* BRIEF: Read the records and write them out again exactly.
** Start EXTRACTED MATERIAL **
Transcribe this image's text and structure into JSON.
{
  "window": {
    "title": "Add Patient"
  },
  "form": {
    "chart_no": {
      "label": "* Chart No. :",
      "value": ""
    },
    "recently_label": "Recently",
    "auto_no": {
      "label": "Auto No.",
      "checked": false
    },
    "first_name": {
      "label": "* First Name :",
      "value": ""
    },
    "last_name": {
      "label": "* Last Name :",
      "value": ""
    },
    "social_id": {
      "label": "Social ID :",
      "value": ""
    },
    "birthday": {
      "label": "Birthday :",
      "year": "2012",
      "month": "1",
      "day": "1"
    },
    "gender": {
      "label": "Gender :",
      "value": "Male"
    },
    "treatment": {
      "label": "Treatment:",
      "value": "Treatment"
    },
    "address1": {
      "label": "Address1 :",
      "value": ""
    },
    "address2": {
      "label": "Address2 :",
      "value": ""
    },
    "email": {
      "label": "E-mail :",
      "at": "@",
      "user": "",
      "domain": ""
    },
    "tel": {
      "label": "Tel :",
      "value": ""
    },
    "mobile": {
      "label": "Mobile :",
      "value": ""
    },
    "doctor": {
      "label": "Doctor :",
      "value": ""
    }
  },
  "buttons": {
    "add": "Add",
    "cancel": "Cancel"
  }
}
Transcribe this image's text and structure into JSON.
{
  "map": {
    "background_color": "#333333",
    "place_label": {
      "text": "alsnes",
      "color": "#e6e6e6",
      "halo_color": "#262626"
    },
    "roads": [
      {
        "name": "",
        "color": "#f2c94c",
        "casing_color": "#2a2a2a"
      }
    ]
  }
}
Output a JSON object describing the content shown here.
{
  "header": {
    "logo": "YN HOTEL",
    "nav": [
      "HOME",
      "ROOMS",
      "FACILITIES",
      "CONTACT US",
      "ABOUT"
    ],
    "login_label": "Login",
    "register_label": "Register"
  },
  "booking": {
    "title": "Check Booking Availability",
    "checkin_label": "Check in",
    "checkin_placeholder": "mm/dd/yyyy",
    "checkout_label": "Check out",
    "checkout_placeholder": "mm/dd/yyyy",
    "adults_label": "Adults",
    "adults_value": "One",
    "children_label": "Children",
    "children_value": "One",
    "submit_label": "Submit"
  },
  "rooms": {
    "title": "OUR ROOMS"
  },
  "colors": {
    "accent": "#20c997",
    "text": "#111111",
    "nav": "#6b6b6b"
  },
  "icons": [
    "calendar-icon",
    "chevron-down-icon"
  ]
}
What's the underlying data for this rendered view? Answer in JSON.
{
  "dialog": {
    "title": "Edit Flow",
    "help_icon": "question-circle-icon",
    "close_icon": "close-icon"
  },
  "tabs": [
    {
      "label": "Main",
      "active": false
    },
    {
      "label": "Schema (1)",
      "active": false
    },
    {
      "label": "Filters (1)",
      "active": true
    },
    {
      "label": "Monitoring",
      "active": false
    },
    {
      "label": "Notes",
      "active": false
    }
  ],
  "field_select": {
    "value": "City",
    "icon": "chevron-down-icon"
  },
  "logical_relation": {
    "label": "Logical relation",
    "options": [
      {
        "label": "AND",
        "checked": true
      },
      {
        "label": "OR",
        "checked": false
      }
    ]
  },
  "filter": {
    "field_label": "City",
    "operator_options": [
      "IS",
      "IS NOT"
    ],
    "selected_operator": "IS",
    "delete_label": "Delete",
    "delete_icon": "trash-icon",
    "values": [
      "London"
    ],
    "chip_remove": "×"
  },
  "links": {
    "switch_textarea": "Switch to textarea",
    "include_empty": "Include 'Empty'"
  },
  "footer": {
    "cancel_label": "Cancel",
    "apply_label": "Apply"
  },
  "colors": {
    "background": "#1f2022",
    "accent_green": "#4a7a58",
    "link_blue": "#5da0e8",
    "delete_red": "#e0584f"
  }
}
** End EXTRACTED MATERIAL **
* EXERCISE ANSWER:
Transcribe this image's text and structure into JSON.
{
  "window": {
    "title": "Add Patient"
  },
  "form": {
    "chart_no": {
      "label": "* Chart No. :",
      "value": ""
    },
    "recently_label": "Recently",
    "auto_no": {
      "label": "Auto No.",
      "checked": false
    },
    "first_name": {
      "label": "* First Name :",
      "value": ""
    },
    "last_name": {
      "label": "* Last Name :",
      "value": ""
    },
    "social_id": {
      "label": "Social ID :",
      "value": ""
    },
    "birthday": {
      "label": "Birthday :",
      "year": "2012",
      "month": "1",
      "day": "1"
    },
    "gender": {
      "label": "Gender :",
      "value": "Male"
    },
    "treatment": {
      "label": "Treatment:",
      "value": "Treatment"
    },
    "address1": {
      "label": "Address1 :",
      "value": ""
    },
    "address2": {
      "label": "Address2 :",
      "value": ""
    },
    "email": {
      "label": "E-mail :",
      "at": "@",
      "user": "",
      "domain": ""
    },
    "tel": {
      "label": "Tel :",
      "value": ""
    },
    "mobile": {
      "label": "Mobile :",
      "value": ""
    },
    "doctor": {
      "label": "Doctor :",
      "value": ""
    }
  },
  "buttons": {
    "add": "Add",
    "cancel": "Cancel"
  }
}
Transcribe this image's text and structure into JSON.
{
  "map": {
    "background_color": "#333333",
    "place_label": {
      "text": "alsnes",
      "color": "#e6e6e6",
      "halo_color": "#262626"
    },
    "roads": [
      {
        "name": "",
        "color": "#f2c94c",
        "casing_color": "#2a2a2a"
      }
    ]
  }
}
Output a JSON object describing the content shown here.
{
  "header": {
    "logo": "YN HOTEL",
    "nav": [
      "HOME",
      "ROOMS",
      "FACILITIES",
      "CONTACT US",
      "ABOUT"
    ],
    "login_label": "Login",
    "register_label": "Register"
  },
  "booking": {
    "title": "Check Booking Availability",
    "checkin_label": "Check in",
    "checkin_placeholder": "mm/dd/yyyy",
    "checkout_label": "Check out",
    "checkout_placeholder": "mm/dd/yyyy",
    "adults_label": "Adults",
    "adults_value": "One",
    "children_label": "Children",
    "children_value": "One",
    "submit_label": "Submit"
  },
  "rooms": {
    "title": "OUR ROOMS"
  },
  "colors": {
    "accent": "#20c997",
    "text": "#111111",
    "nav": "#6b6b6b"
  },
  "icons": [
    "calendar-icon",
    "chevron-down-icon"
  ]
}
What's the underlying data for this rendered view? Answer in JSON.
{
  "dialog": {
    "title": "Edit Flow",
    "help_icon": "question-circle-icon",
    "close_icon": "close-icon"
  },
  "tabs": [
    {
      "label": "Main",
      "active": false
    },
    {
      "label": "Schema (1)",
      "active": false
    },
    {
      "label": "Filters (1)",
      "active": true
    },
    {
      "label": "Monitoring",
      "active": false
    },
    {
      "label": "Notes",
      "active": false
    }
  ],
  "field_select": {
    "value": "City",
    "icon": "chevron-down-icon"
  },
  "logical_relation": {
    "label": "Logical relation",
    "options": [
      {
        "label": "AND",
        "checked": true
      },
      {
        "label": "OR",
        "checked": false
      }
    ]
  },
  "filter": {
    "field_label": "City",
    "operator_options": [
      "IS",
      "IS NOT"
    ],
    "selected_operator": "IS",
    "delete_label": "Delete",
    "delete_icon": "trash-icon",
    "values": [
      "London"
    ],
    "chip_remove": "×"
  },
  "links": {
    "switch_textarea": "Switch to textarea",
    "include_empty": "Include 'Empty'"
  },
  "footer": {
    "cancel_label": "Cancel",
    "apply_label": "Apply"
  },
  "colors": {
    "background": "#1f2022",
    "accent_green": "#4a7a58",
    "link_blue": "#5da0e8",
    "delete_red": "#e0584f"
  }
}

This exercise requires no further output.